What to do:
Using the material that follows, identify and copy each line with the string "icon".

[Stored data]
BEGIN

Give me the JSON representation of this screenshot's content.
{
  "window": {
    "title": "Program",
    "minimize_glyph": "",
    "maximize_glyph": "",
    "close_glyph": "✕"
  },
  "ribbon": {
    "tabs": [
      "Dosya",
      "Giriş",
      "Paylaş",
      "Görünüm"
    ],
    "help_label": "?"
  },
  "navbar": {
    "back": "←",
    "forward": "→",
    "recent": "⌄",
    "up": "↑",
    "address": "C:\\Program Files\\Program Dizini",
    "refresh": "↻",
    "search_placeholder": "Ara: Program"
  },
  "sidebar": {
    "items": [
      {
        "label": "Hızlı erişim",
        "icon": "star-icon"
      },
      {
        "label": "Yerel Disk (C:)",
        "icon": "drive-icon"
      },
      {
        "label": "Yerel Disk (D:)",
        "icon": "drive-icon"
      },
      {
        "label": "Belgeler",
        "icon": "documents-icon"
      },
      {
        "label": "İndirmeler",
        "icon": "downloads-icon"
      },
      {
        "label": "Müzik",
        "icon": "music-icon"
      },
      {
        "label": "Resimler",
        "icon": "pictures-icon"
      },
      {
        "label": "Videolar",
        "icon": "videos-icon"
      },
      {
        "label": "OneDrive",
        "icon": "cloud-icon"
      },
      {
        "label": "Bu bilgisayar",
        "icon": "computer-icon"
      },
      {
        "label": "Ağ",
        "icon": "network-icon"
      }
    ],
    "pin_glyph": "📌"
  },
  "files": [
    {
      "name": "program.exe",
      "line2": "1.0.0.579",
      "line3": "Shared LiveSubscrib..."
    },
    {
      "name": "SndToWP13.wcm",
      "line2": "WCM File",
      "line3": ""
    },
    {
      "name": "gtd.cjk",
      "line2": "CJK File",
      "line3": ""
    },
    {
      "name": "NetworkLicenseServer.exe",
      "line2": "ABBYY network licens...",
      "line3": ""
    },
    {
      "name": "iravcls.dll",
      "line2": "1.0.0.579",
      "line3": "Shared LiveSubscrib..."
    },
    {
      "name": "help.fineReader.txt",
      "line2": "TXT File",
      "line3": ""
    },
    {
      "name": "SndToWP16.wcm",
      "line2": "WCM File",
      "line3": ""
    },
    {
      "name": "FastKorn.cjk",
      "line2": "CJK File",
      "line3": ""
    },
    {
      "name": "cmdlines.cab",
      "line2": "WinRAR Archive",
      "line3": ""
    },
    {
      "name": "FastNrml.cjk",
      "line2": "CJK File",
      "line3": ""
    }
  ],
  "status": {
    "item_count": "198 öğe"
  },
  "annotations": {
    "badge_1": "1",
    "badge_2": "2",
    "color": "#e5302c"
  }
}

END

Correct response:
        "icon": "star-icon"
        "icon": "drive-icon"
        "icon": "drive-icon"
        "icon": "documents-icon"
        "icon": "downloads-icon"
        "icon": "music-icon"
        "icon": "pictures-icon"
        "icon": "videos-icon"
        "icon": "cloud-icon"
        "icon": "computer-icon"
        "icon": "network-icon"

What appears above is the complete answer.